▶ [WHAT THE TASK ASKS]:
Output all the entries word for word. Omit the pictures.

▶ [MATERIAL SUPPLIED]:

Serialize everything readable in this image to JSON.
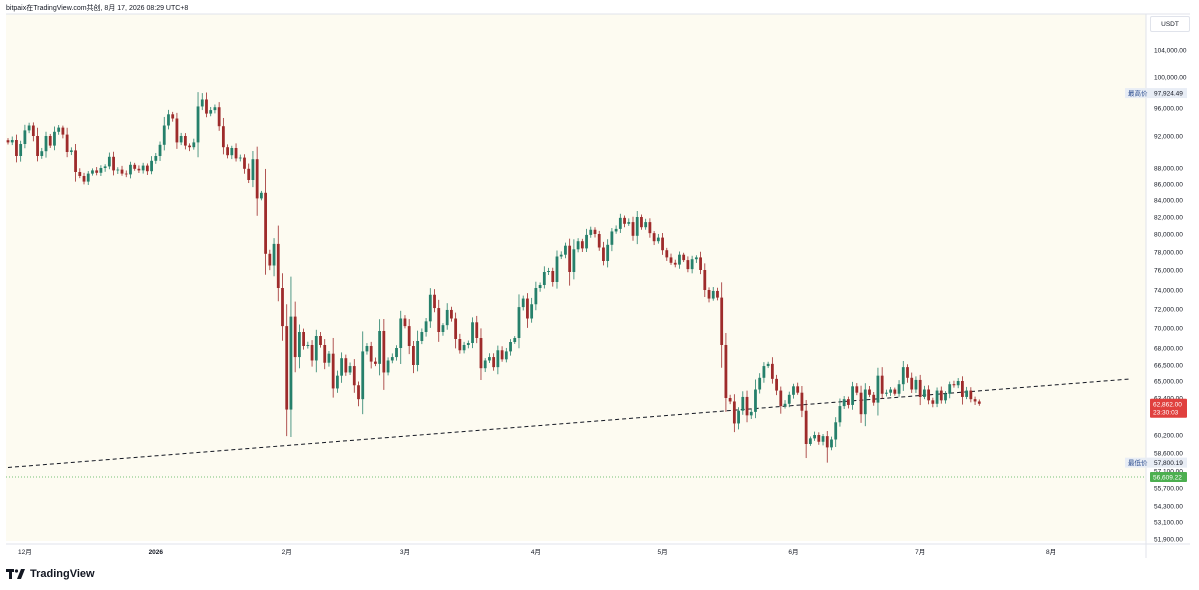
{
  "header": {
    "attribution": "bitpaix在TradingView.com共创, 8月 17, 2026 08:29 UTC+8"
  },
  "brand": {
    "name": "TradingView"
  },
  "price_axis": {
    "currency": "USDT"
  },
  "colors": {
    "background": "#fdfbf1",
    "up": "#26806b",
    "down": "#9e2b2b",
    "current_price_tag": "#e0403e",
    "low_tag": "#4caf50",
    "trendline": "#131722"
  },
  "chart_data": {
    "type": "candlestick",
    "title": "",
    "y_ticks": [
      104000,
      100000,
      96000,
      92000,
      88000,
      86000,
      84000,
      82000,
      80000,
      78000,
      76000,
      74000,
      72000,
      70000,
      68000,
      66500,
      65000,
      63400,
      60200,
      58600,
      55700,
      54300,
      53100,
      51900
    ],
    "y_tick_labels": [
      "104,000.00",
      "100,000.00",
      "96,000.00",
      "92,000.00",
      "88,000.00",
      "86,000.00",
      "84,000.00",
      "82,000.00",
      "80,000.00",
      "78,000.00",
      "76,000.00",
      "74,000.00",
      "72,000.00",
      "70,000.00",
      "68,000.00",
      "66,500.00",
      "65,000.00",
      "63,400.00",
      "60,200.00",
      "58,600.00",
      "55,700.00",
      "54,300.00",
      "53,100.00",
      "51,900.00"
    ],
    "x_ticks": [
      "12月",
      "2026",
      "2月",
      "3月",
      "4月",
      "5月",
      "6月",
      "7月",
      "8月"
    ],
    "x_tick_dates": [
      "2025-12-01",
      "2026-01-01",
      "2026-02-01",
      "2026-03-01",
      "2026-04-01",
      "2026-05-01",
      "2026-06-01",
      "2026-07-01",
      "2026-08-01"
    ],
    "start_date": "2025-11-27",
    "closes": [
      91200,
      91500,
      89500,
      91000,
      92800,
      93500,
      92000,
      89500,
      90100,
      92000,
      90800,
      92600,
      93200,
      92200,
      90000,
      90200,
      87500,
      87000,
      86300,
      87300,
      87700,
      87400,
      88000,
      88200,
      89400,
      87700,
      87800,
      87300,
      87200,
      88400,
      87900,
      87700,
      88300,
      87600,
      88900,
      89500,
      90900,
      93500,
      95100,
      94500,
      91200,
      92000,
      90800,
      90600,
      91200,
      96200,
      97100,
      95200,
      95700,
      96100,
      93400,
      90600,
      89600,
      90500,
      89200,
      89300,
      87900,
      86500,
      89100,
      84200,
      84900,
      77800,
      76500,
      78900,
      74200,
      70200,
      62400,
      71200,
      67200,
      69600,
      68200,
      68300,
      66900,
      69200,
      68300,
      66700,
      67500,
      64300,
      65500,
      67100,
      65800,
      66400,
      64600,
      63300,
      67700,
      68200,
      66800,
      66600,
      69700,
      65800,
      66900,
      67200,
      68000,
      71000,
      70200,
      68200,
      66500,
      68700,
      69600,
      70700,
      73500,
      72100,
      69600,
      70300,
      71900,
      71000,
      68900,
      67800,
      68300,
      68500,
      70600,
      69000,
      66200,
      66900,
      67200,
      66300,
      67800,
      67000,
      67700,
      68600,
      69000,
      72200,
      73100,
      71000,
      72500,
      74200,
      74500,
      75800,
      75900,
      74800,
      77500,
      77700,
      78700,
      75800,
      78300,
      79200,
      78400,
      79900,
      80500,
      80000,
      78500,
      77000,
      78800,
      80300,
      80600,
      81900,
      81200,
      81400,
      79800,
      82000,
      80800,
      81400,
      80100,
      79200,
      79600,
      78200,
      77400,
      76800,
      76600,
      77700,
      77100,
      76100,
      77200,
      77400,
      76000,
      74000,
      73100,
      73900,
      73200,
      68300,
      63400,
      63100,
      61200,
      62300,
      63500,
      61900,
      62200,
      64200,
      65300,
      66400,
      66600,
      65200,
      64100,
      62700,
      62900,
      63700,
      64500,
      63900,
      62300,
      59400,
      59900,
      60200,
      59600,
      60100,
      59100,
      59800,
      61300,
      62700,
      63300,
      62800,
      64500,
      63900,
      62000,
      64200,
      63700,
      63000,
      65500,
      63800,
      63900,
      64200,
      63800,
      64700,
      66300,
      65300,
      64200,
      65100,
      63500,
      64200,
      63200,
      62900,
      64100,
      63200,
      63800,
      64700,
      64600,
      65000,
      63500,
      64100,
      63300,
      63100,
      62900
    ],
    "trendline": {
      "style": "dashed",
      "from_price": 57400,
      "from_date": "2025-11-27",
      "to_price": 65200,
      "to_date": "2026-08-20"
    },
    "markers": {
      "high": {
        "label": "最高价",
        "value": "97,924.49"
      },
      "current": {
        "value": "62,862.00",
        "countdown": "23:30:03"
      },
      "low_label": {
        "label": "最低价",
        "value": "57,800.19"
      },
      "low_tag": {
        "value": "56,609.22",
        "hidden_label": "57,100.00"
      }
    }
  }
}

▶ [EXERCISE SOLUTION]:
Serialize everything readable in this image to JSON.
{
  "header": {
    "attribution": "bitpaix在TradingView.com共创, 8月 17, 2026 08:29 UTC+8"
  },
  "brand": {
    "name": "TradingView"
  },
  "price_axis": {
    "currency": "USDT"
  },
  "colors": {
    "background": "#fdfbf1",
    "up": "#26806b",
    "down": "#9e2b2b",
    "current_price_tag": "#e0403e",
    "low_tag": "#4caf50",
    "trendline": "#131722"
  },
  "chart_data": {
    "type": "candlestick",
    "title": "",
    "y_ticks": [
      104000,
      100000,
      96000,
      92000,
      88000,
      86000,
      84000,
      82000,
      80000,
      78000,
      76000,
      74000,
      72000,
      70000,
      68000,
      66500,
      65000,
      63400,
      60200,
      58600,
      55700,
      54300,
      53100,
      51900
    ],
    "y_tick_labels": [
      "104,000.00",
      "100,000.00",
      "96,000.00",
      "92,000.00",
      "88,000.00",
      "86,000.00",
      "84,000.00",
      "82,000.00",
      "80,000.00",
      "78,000.00",
      "76,000.00",
      "74,000.00",
      "72,000.00",
      "70,000.00",
      "68,000.00",
      "66,500.00",
      "65,000.00",
      "63,400.00",
      "60,200.00",
      "58,600.00",
      "55,700.00",
      "54,300.00",
      "53,100.00",
      "51,900.00"
    ],
    "x_ticks": [
      "12月",
      "2026",
      "2月",
      "3月",
      "4月",
      "5月",
      "6月",
      "7月",
      "8月"
    ],
    "x_tick_dates": [
      "2025-12-01",
      "2026-01-01",
      "2026-02-01",
      "2026-03-01",
      "2026-04-01",
      "2026-05-01",
      "2026-06-01",
      "2026-07-01",
      "2026-08-01"
    ],
    "start_date": "2025-11-27",
    "closes": [
      91200,
      91500,
      89500,
      91000,
      92800,
      93500,
      92000,
      89500,
      90100,
      92000,
      90800,
      92600,
      93200,
      92200,
      90000,
      90200,
      87500,
      87000,
      86300,
      87300,
      87700,
      87400,
      88000,
      88200,
      89400,
      87700,
      87800,
      87300,
      87200,
      88400,
      87900,
      87700,
      88300,
      87600,
      88900,
      89500,
      90900,
      93500,
      95100,
      94500,
      91200,
      92000,
      90800,
      90600,
      91200,
      96200,
      97100,
      95200,
      95700,
      96100,
      93400,
      90600,
      89600,
      90500,
      89200,
      89300,
      87900,
      86500,
      89100,
      84200,
      84900,
      77800,
      76500,
      78900,
      74200,
      70200,
      62400,
      71200,
      67200,
      69600,
      68200,
      68300,
      66900,
      69200,
      68300,
      66700,
      67500,
      64300,
      65500,
      67100,
      65800,
      66400,
      64600,
      63300,
      67700,
      68200,
      66800,
      66600,
      69700,
      65800,
      66900,
      67200,
      68000,
      71000,
      70200,
      68200,
      66500,
      68700,
      69600,
      70700,
      73500,
      72100,
      69600,
      70300,
      71900,
      71000,
      68900,
      67800,
      68300,
      68500,
      70600,
      69000,
      66200,
      66900,
      67200,
      66300,
      67800,
      67000,
      67700,
      68600,
      69000,
      72200,
      73100,
      71000,
      72500,
      74200,
      74500,
      75800,
      75900,
      74800,
      77500,
      77700,
      78700,
      75800,
      78300,
      79200,
      78400,
      79900,
      80500,
      80000,
      78500,
      77000,
      78800,
      80300,
      80600,
      81900,
      81200,
      81400,
      79800,
      82000,
      80800,
      81400,
      80100,
      79200,
      79600,
      78200,
      77400,
      76800,
      76600,
      77700,
      77100,
      76100,
      77200,
      77400,
      76000,
      74000,
      73100,
      73900,
      73200,
      68300,
      63400,
      63100,
      61200,
      62300,
      63500,
      61900,
      62200,
      64200,
      65300,
      66400,
      66600,
      65200,
      64100,
      62700,
      62900,
      63700,
      64500,
      63900,
      62300,
      59400,
      59900,
      60200,
      59600,
      60100,
      59100,
      59800,
      61300,
      62700,
      63300,
      62800,
      64500,
      63900,
      62000,
      64200,
      63700,
      63000,
      65500,
      63800,
      63900,
      64200,
      63800,
      64700,
      66300,
      65300,
      64200,
      65100,
      63500,
      64200,
      63200,
      62900,
      64100,
      63200,
      63800,
      64700,
      64600,
      65000,
      63500,
      64100,
      63300,
      63100,
      62900
    ],
    "trendline": {
      "style": "dashed",
      "from_price": 57400,
      "from_date": "2025-11-27",
      "to_price": 65200,
      "to_date": "2026-08-20"
    },
    "markers": {
      "high": {
        "label": "最高价",
        "value": "97,924.49"
      },
      "current": {
        "value": "62,862.00",
        "countdown": "23:30:03"
      },
      "low_label": {
        "label": "最低价",
        "value": "57,800.19"
      },
      "low_tag": {
        "value": "56,609.22",
        "hidden_label": "57,100.00"
      }
    }
  }
}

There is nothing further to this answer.